Structured figure records
※ ※ ※
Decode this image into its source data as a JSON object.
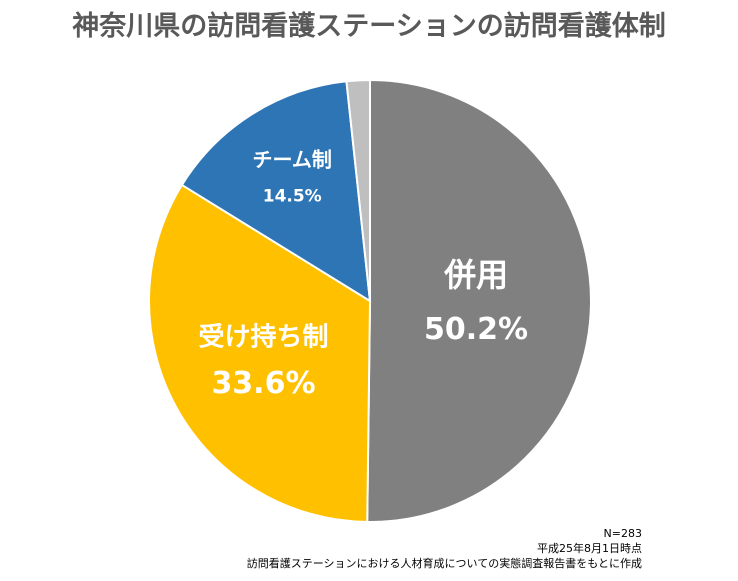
{
  "title": "神奈川県の訪問看護ステーションの訪問看護体制",
  "chart_data": {
    "type": "pie",
    "categories": [
      "併用",
      "受け持ち制",
      "チーム制",
      ""
    ],
    "values": [
      50.2,
      33.6,
      14.5,
      1.7
    ],
    "value_labels": [
      "50.2%",
      "33.6%",
      "14.5%",
      ""
    ],
    "colors": [
      "#808080",
      "#FFC000",
      "#2E75B6",
      "#BFBFBF"
    ],
    "start": "12 o'clock",
    "direction": "clockwise",
    "legend": "none"
  },
  "notes": {
    "n": "N=283",
    "date": "平成25年8月1日時点",
    "source": "訪問看護ステーションにおける人材育成についての実態調査報告書をもとに作成"
  }
}
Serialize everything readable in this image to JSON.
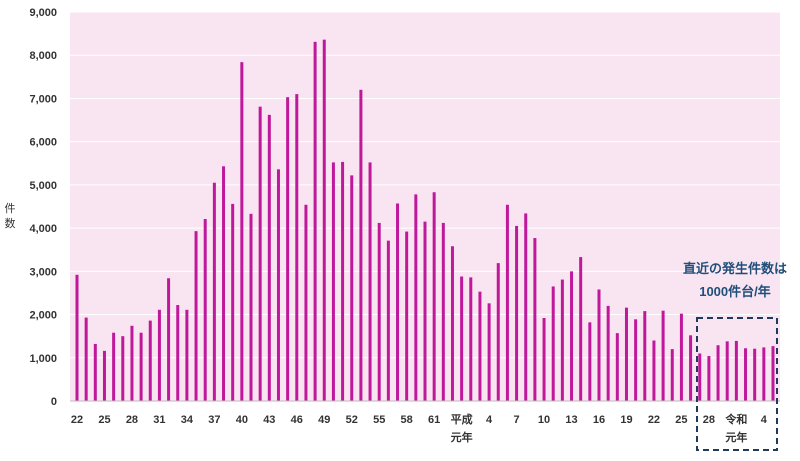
{
  "chart_data": {
    "type": "bar",
    "ylabel": "件数",
    "ylim": [
      0,
      9000
    ],
    "y_ticks": [
      "0",
      "1,000",
      "2,000",
      "3,000",
      "4,000",
      "5,000",
      "6,000",
      "7,000",
      "8,000",
      "9,000"
    ],
    "grid": true,
    "categories": [
      "昭和22",
      "23",
      "24",
      "25",
      "26",
      "27",
      "28",
      "29",
      "30",
      "31",
      "32",
      "33",
      "34",
      "35",
      "36",
      "37",
      "38",
      "39",
      "40",
      "41",
      "42",
      "43",
      "44",
      "45",
      "46",
      "47",
      "48",
      "49",
      "50",
      "51",
      "52",
      "53",
      "54",
      "55",
      "56",
      "57",
      "58",
      "59",
      "60",
      "61",
      "62",
      "63",
      "平成元",
      "2",
      "3",
      "4",
      "5",
      "6",
      "7",
      "8",
      "9",
      "10",
      "11",
      "12",
      "13",
      "14",
      "15",
      "16",
      "17",
      "18",
      "19",
      "20",
      "21",
      "22",
      "23",
      "24",
      "25",
      "26",
      "27",
      "28",
      "29",
      "30",
      "令和元",
      "2",
      "3",
      "4",
      "5"
    ],
    "x_tick_labels": [
      {
        "index": 0,
        "text": "22"
      },
      {
        "index": 3,
        "text": "25"
      },
      {
        "index": 6,
        "text": "28"
      },
      {
        "index": 9,
        "text": "31"
      },
      {
        "index": 12,
        "text": "34"
      },
      {
        "index": 15,
        "text": "37"
      },
      {
        "index": 18,
        "text": "40"
      },
      {
        "index": 21,
        "text": "43"
      },
      {
        "index": 24,
        "text": "46"
      },
      {
        "index": 27,
        "text": "49"
      },
      {
        "index": 30,
        "text": "52"
      },
      {
        "index": 33,
        "text": "55"
      },
      {
        "index": 36,
        "text": "58"
      },
      {
        "index": 39,
        "text": "61"
      },
      {
        "index": 42,
        "text": "平成",
        "sub": "元年"
      },
      {
        "index": 45,
        "text": "4"
      },
      {
        "index": 48,
        "text": "7"
      },
      {
        "index": 51,
        "text": "10"
      },
      {
        "index": 54,
        "text": "13"
      },
      {
        "index": 57,
        "text": "16"
      },
      {
        "index": 60,
        "text": "19"
      },
      {
        "index": 63,
        "text": "22"
      },
      {
        "index": 66,
        "text": "25"
      },
      {
        "index": 69,
        "text": "28"
      },
      {
        "index": 72,
        "text": "令和",
        "sub": "元年"
      },
      {
        "index": 75,
        "text": "4"
      }
    ],
    "series": [
      {
        "values": [
          2920,
          1930,
          1320,
          1160,
          1580,
          1500,
          1740,
          1580,
          1860,
          2110,
          2840,
          2220,
          2110,
          3930,
          4210,
          5050,
          5430,
          4560,
          7840,
          4330,
          6810,
          6620,
          5360,
          7030,
          7100,
          4540,
          8310,
          8360,
          5520,
          5530,
          5220,
          7200,
          5520,
          4120,
          3710,
          4570,
          3920,
          4780,
          4150,
          4830,
          4120,
          3580,
          2880,
          2860,
          2530,
          2260,
          3190,
          4540,
          4050,
          4340,
          3770,
          1920,
          2650,
          2810,
          3000,
          3330,
          1820,
          2580,
          2200,
          1570,
          2160,
          1890,
          2080,
          1400,
          2090,
          1200,
          2020,
          1520,
          1100,
          1040,
          1290,
          1380,
          1390,
          1220,
          1210,
          1240,
          1270
        ]
      }
    ],
    "annotation": {
      "line1": "直近の発生件数は",
      "line2": "1000件台/年"
    },
    "colors": {
      "bar": "#c0189b",
      "plot_bg": "#f9e4f1",
      "grid": "#ffffff",
      "highlight_box": "#1f3b5c",
      "annotation_text": "#1f4e79"
    }
  }
}
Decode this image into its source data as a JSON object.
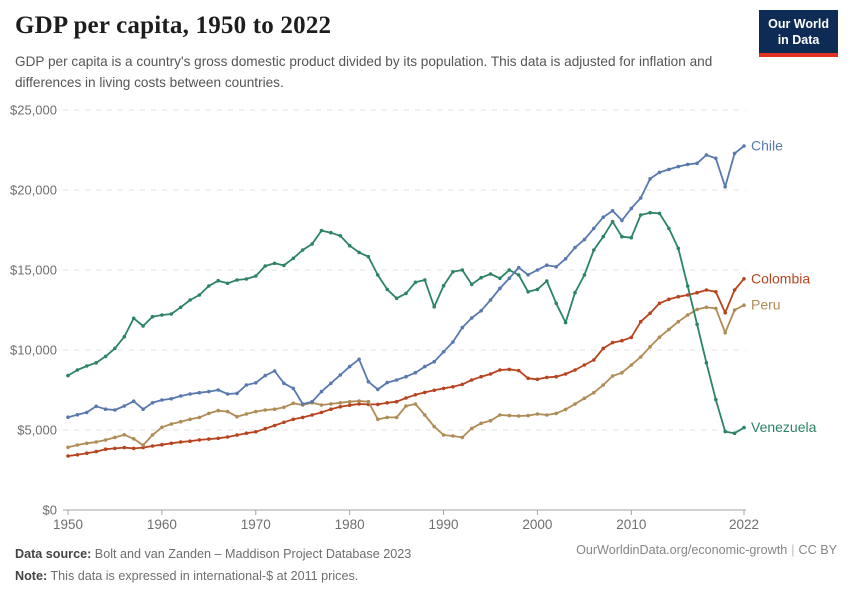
{
  "header": {
    "title": "GDP per capita, 1950 to 2022",
    "subtitle": "GDP per capita is a country's gross domestic product divided by its population. This data is adjusted for inflation and differences in living costs between countries.",
    "logo": {
      "line1": "Our World",
      "line2": "in Data",
      "bg_color": "#0d2b54",
      "stripe_color": "#e03223"
    }
  },
  "footer": {
    "datasource_label": "Data source:",
    "datasource_text": " Bolt and van Zanden – Maddison Project Database 2023",
    "note_label": "Note:",
    "note_text": " This data is expressed in international-$ at 2011 prices.",
    "link_text": "OurWorldinData.org/economic-growth",
    "separator": "|",
    "license_text": "CC BY"
  },
  "chart_data": {
    "type": "line",
    "title": "GDP per capita, 1950 to 2022",
    "xlabel": "",
    "ylabel": "",
    "x_range": [
      1950,
      2022
    ],
    "x_step": 1,
    "ylim": [
      0,
      25000
    ],
    "grid": "horizontal-dashed",
    "legend": "end-of-line-labels",
    "axis_color": "#a3a3a3",
    "grid_color": "#e0e0e0",
    "tick_label_color": "#6e6e6e",
    "xticks": [
      {
        "value": 1950,
        "label": "1950"
      },
      {
        "value": 1960,
        "label": "1960"
      },
      {
        "value": 1970,
        "label": "1970"
      },
      {
        "value": 1980,
        "label": "1980"
      },
      {
        "value": 1990,
        "label": "1990"
      },
      {
        "value": 2000,
        "label": "2000"
      },
      {
        "value": 2010,
        "label": "2010"
      },
      {
        "value": 2022,
        "label": "2022"
      }
    ],
    "yticks": [
      {
        "value": 0,
        "label": "$0"
      },
      {
        "value": 5000,
        "label": "$5,000"
      },
      {
        "value": 10000,
        "label": "$10,000"
      },
      {
        "value": 15000,
        "label": "$15,000"
      },
      {
        "value": 20000,
        "label": "$20,000"
      },
      {
        "value": 25000,
        "label": "$25,000"
      }
    ],
    "series": [
      {
        "name": "Colombia",
        "color": "#B8441F",
        "values": [
          3375,
          3450,
          3550,
          3650,
          3800,
          3850,
          3900,
          3850,
          3900,
          4000,
          4080,
          4170,
          4250,
          4300,
          4380,
          4430,
          4480,
          4560,
          4680,
          4800,
          4890,
          5080,
          5280,
          5480,
          5670,
          5790,
          5940,
          6100,
          6300,
          6450,
          6550,
          6625,
          6600,
          6600,
          6700,
          6770,
          7000,
          7200,
          7350,
          7480,
          7600,
          7700,
          7850,
          8125,
          8330,
          8500,
          8750,
          8790,
          8710,
          8230,
          8170,
          8290,
          8330,
          8500,
          8750,
          9060,
          9375,
          10100,
          10460,
          10580,
          10790,
          11770,
          12300,
          12920,
          13170,
          13330,
          13440,
          13580,
          13750,
          13640,
          12330,
          13750,
          14450
        ]
      },
      {
        "name": "Peru",
        "color": "#AF8C55",
        "values": [
          3920,
          4060,
          4170,
          4250,
          4375,
          4540,
          4700,
          4450,
          4050,
          4690,
          5170,
          5375,
          5520,
          5670,
          5790,
          6040,
          6210,
          6150,
          5830,
          6000,
          6150,
          6250,
          6300,
          6420,
          6670,
          6560,
          6700,
          6560,
          6630,
          6700,
          6770,
          6810,
          6770,
          5670,
          5790,
          5790,
          6500,
          6625,
          5940,
          5210,
          4690,
          4625,
          4540,
          5100,
          5420,
          5580,
          5940,
          5900,
          5875,
          5900,
          6000,
          5940,
          6040,
          6290,
          6625,
          6980,
          7330,
          7810,
          8375,
          8580,
          9060,
          9560,
          10200,
          10800,
          11290,
          11770,
          12190,
          12540,
          12670,
          12600,
          11080,
          12500,
          12800
        ]
      },
      {
        "name": "Venezuela",
        "color": "#2C8465",
        "values": [
          8400,
          8750,
          9000,
          9200,
          9600,
          10100,
          10830,
          11980,
          11500,
          12080,
          12190,
          12250,
          12670,
          13125,
          13440,
          14000,
          14330,
          14170,
          14375,
          14440,
          14625,
          15250,
          15420,
          15290,
          15730,
          16250,
          16625,
          17460,
          17330,
          17140,
          16520,
          16100,
          15830,
          14690,
          13790,
          13230,
          13540,
          14230,
          14375,
          12700,
          14020,
          14890,
          15000,
          14100,
          14520,
          14750,
          14480,
          15000,
          14690,
          13640,
          13790,
          14310,
          12920,
          11710,
          13580,
          14690,
          16250,
          17080,
          18020,
          17080,
          17020,
          18440,
          18580,
          18540,
          17600,
          16350,
          14000,
          11600,
          9200,
          6900,
          4900,
          4800,
          5150
        ]
      },
      {
        "name": "Chile",
        "color": "#5879B0",
        "values": [
          5800,
          5950,
          6100,
          6480,
          6300,
          6250,
          6500,
          6800,
          6300,
          6700,
          6875,
          6950,
          7125,
          7250,
          7330,
          7400,
          7500,
          7250,
          7290,
          7810,
          7950,
          8400,
          8690,
          7920,
          7600,
          6625,
          6770,
          7400,
          7920,
          8440,
          8960,
          9420,
          8020,
          7540,
          7960,
          8125,
          8330,
          8580,
          8960,
          9270,
          9890,
          10500,
          11400,
          12000,
          12450,
          13125,
          13850,
          14480,
          15150,
          14700,
          15000,
          15300,
          15200,
          15700,
          16400,
          16900,
          17600,
          18300,
          18700,
          18100,
          18850,
          19500,
          20700,
          21100,
          21290,
          21460,
          21600,
          21670,
          22190,
          21980,
          20200,
          22290,
          22750
        ]
      }
    ]
  }
}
※ ※ ※
Exercise instructions
From the data above, copy out every line with the string "name" in it.

Exercise output
        "name": "Colombia",
        "name": "Peru",
        "name": "Venezuela",
        "name": "Chile",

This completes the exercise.